EXERCISE DIRECTIONS: Write the data out again, exactly as given.

TASK INPUT:
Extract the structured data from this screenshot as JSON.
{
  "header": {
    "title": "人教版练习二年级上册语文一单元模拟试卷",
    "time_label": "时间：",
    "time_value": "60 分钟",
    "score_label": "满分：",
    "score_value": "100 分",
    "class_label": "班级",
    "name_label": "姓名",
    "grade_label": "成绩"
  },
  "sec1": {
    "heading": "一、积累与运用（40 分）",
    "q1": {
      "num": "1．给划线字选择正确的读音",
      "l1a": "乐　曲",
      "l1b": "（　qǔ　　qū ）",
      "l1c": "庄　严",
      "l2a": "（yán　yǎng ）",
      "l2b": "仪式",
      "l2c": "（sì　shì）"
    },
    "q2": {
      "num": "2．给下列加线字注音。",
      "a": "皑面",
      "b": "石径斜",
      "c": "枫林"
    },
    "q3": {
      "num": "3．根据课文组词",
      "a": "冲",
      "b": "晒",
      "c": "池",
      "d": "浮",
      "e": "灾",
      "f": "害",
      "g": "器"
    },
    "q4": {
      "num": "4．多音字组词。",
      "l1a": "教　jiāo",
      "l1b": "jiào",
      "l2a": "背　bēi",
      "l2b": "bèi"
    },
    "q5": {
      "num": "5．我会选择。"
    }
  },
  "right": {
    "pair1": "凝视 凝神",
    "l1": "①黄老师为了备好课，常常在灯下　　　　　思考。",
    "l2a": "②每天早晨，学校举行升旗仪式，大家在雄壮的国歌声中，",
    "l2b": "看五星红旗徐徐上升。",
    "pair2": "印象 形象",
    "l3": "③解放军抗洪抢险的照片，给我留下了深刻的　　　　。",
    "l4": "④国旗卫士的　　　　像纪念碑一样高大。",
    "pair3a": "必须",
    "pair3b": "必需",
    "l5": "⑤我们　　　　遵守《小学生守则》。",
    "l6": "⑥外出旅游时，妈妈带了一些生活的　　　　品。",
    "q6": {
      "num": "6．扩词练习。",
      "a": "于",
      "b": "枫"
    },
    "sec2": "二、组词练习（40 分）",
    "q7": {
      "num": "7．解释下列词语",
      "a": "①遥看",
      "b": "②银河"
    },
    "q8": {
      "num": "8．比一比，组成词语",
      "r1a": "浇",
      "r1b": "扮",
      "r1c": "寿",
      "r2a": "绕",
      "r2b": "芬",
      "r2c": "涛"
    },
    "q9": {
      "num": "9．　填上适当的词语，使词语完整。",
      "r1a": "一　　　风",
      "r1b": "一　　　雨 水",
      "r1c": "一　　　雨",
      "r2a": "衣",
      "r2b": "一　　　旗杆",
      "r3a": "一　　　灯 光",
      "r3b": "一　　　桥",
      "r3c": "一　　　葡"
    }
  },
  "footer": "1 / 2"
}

CORRECT ANSWER:
Extract the structured data from this screenshot as JSON.
{
  "header": {
    "title": "人教版练习二年级上册语文一单元模拟试卷",
    "time_label": "时间：",
    "time_value": "60 分钟",
    "score_label": "满分：",
    "score_value": "100 分",
    "class_label": "班级",
    "name_label": "姓名",
    "grade_label": "成绩"
  },
  "sec1": {
    "heading": "一、积累与运用（40 分）",
    "q1": {
      "num": "1．给划线字选择正确的读音",
      "l1a": "乐　曲",
      "l1b": "（　qǔ　　qū ）",
      "l1c": "庄　严",
      "l2a": "（yán　yǎng ）",
      "l2b": "仪式",
      "l2c": "（sì　shì）"
    },
    "q2": {
      "num": "2．给下列加线字注音。",
      "a": "皑面",
      "b": "石径斜",
      "c": "枫林"
    },
    "q3": {
      "num": "3．根据课文组词",
      "a": "冲",
      "b": "晒",
      "c": "池",
      "d": "浮",
      "e": "灾",
      "f": "害",
      "g": "器"
    },
    "q4": {
      "num": "4．多音字组词。",
      "l1a": "教　jiāo",
      "l1b": "jiào",
      "l2a": "背　bēi",
      "l2b": "bèi"
    },
    "q5": {
      "num": "5．我会选择。"
    }
  },
  "right": {
    "pair1": "凝视 凝神",
    "l1": "①黄老师为了备好课，常常在灯下　　　　　思考。",
    "l2a": "②每天早晨，学校举行升旗仪式，大家在雄壮的国歌声中，",
    "l2b": "看五星红旗徐徐上升。",
    "pair2": "印象 形象",
    "l3": "③解放军抗洪抢险的照片，给我留下了深刻的　　　　。",
    "l4": "④国旗卫士的　　　　像纪念碑一样高大。",
    "pair3a": "必须",
    "pair3b": "必需",
    "l5": "⑤我们　　　　遵守《小学生守则》。",
    "l6": "⑥外出旅游时，妈妈带了一些生活的　　　　品。",
    "q6": {
      "num": "6．扩词练习。",
      "a": "于",
      "b": "枫"
    },
    "sec2": "二、组词练习（40 分）",
    "q7": {
      "num": "7．解释下列词语",
      "a": "①遥看",
      "b": "②银河"
    },
    "q8": {
      "num": "8．比一比，组成词语",
      "r1a": "浇",
      "r1b": "扮",
      "r1c": "寿",
      "r2a": "绕",
      "r2b": "芬",
      "r2c": "涛"
    },
    "q9": {
      "num": "9．　填上适当的词语，使词语完整。",
      "r1a": "一　　　风",
      "r1b": "一　　　雨 水",
      "r1c": "一　　　雨",
      "r2a": "衣",
      "r2b": "一　　　旗杆",
      "r3a": "一　　　灯 光",
      "r3b": "一　　　桥",
      "r3c": "一　　　葡"
    }
  },
  "footer": "1 / 2"
}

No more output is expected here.